-- START OF DATASET EXTRACT --
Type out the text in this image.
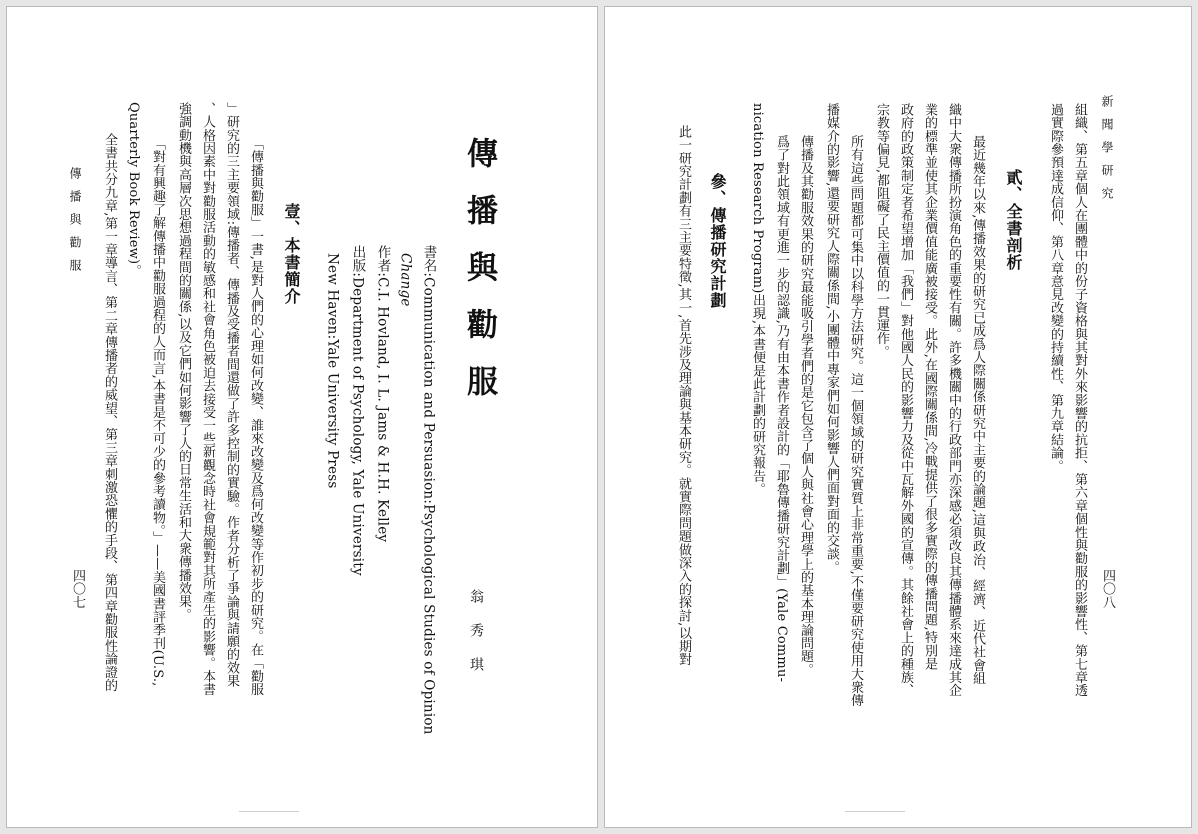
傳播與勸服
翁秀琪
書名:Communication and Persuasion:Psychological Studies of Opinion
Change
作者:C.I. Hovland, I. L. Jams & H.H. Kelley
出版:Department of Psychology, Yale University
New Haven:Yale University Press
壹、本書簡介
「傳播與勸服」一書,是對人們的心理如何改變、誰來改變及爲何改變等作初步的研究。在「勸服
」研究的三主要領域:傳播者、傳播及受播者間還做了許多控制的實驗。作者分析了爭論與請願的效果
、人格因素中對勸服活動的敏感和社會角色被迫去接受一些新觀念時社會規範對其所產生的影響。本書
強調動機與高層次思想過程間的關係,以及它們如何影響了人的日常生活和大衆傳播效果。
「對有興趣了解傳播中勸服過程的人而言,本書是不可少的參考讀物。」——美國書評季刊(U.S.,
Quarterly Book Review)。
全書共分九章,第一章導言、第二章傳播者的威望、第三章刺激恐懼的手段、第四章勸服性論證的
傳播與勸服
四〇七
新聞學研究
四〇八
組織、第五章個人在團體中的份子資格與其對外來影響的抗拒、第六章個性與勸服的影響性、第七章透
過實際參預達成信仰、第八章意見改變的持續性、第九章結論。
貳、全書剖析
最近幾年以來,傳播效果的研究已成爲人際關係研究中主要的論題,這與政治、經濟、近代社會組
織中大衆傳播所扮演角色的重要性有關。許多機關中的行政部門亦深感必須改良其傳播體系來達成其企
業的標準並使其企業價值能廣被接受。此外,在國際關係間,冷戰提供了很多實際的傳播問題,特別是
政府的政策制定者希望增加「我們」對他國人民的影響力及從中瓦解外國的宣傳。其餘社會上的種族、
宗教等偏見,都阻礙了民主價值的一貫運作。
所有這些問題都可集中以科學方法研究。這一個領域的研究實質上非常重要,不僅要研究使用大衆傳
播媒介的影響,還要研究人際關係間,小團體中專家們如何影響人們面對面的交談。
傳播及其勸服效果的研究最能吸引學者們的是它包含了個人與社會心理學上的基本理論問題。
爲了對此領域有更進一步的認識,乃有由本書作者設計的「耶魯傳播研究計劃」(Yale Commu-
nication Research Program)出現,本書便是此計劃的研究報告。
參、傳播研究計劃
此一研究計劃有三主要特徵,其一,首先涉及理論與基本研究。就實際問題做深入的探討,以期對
-- END OF DATASET EXTRACT --
-- START OF DATASET EXTRACT --
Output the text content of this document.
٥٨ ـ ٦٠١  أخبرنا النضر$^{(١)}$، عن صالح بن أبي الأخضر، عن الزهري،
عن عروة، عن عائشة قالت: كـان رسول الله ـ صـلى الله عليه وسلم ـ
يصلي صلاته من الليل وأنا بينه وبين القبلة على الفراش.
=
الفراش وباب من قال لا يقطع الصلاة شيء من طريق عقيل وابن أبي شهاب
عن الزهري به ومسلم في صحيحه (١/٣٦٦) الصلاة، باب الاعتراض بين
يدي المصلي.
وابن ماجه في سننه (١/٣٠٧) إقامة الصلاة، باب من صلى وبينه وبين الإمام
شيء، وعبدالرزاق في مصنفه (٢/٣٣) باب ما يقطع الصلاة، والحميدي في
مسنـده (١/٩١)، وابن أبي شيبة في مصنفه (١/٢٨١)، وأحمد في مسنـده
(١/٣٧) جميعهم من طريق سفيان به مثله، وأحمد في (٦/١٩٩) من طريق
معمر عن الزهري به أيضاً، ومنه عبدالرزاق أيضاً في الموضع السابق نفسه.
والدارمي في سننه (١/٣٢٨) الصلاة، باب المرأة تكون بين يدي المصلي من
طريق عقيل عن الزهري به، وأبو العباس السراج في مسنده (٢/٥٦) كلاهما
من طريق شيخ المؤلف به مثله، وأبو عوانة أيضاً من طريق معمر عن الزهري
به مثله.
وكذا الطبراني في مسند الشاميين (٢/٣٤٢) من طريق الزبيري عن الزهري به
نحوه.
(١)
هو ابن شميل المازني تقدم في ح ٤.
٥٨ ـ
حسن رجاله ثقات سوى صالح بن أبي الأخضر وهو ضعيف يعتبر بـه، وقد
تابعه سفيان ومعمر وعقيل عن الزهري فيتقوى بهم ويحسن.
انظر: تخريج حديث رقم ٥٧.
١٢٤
-- END OF DATASET EXTRACT --
Filter lines by "الفراش" and return each hit.

### CORRECT ANSWER
يصلي صلاته من الليل وأنا بينه وبين القبلة على الفراش.
الفراش وباب من قال لا يقطع الصلاة شيء من طريق عقيل وابن أبي شهاب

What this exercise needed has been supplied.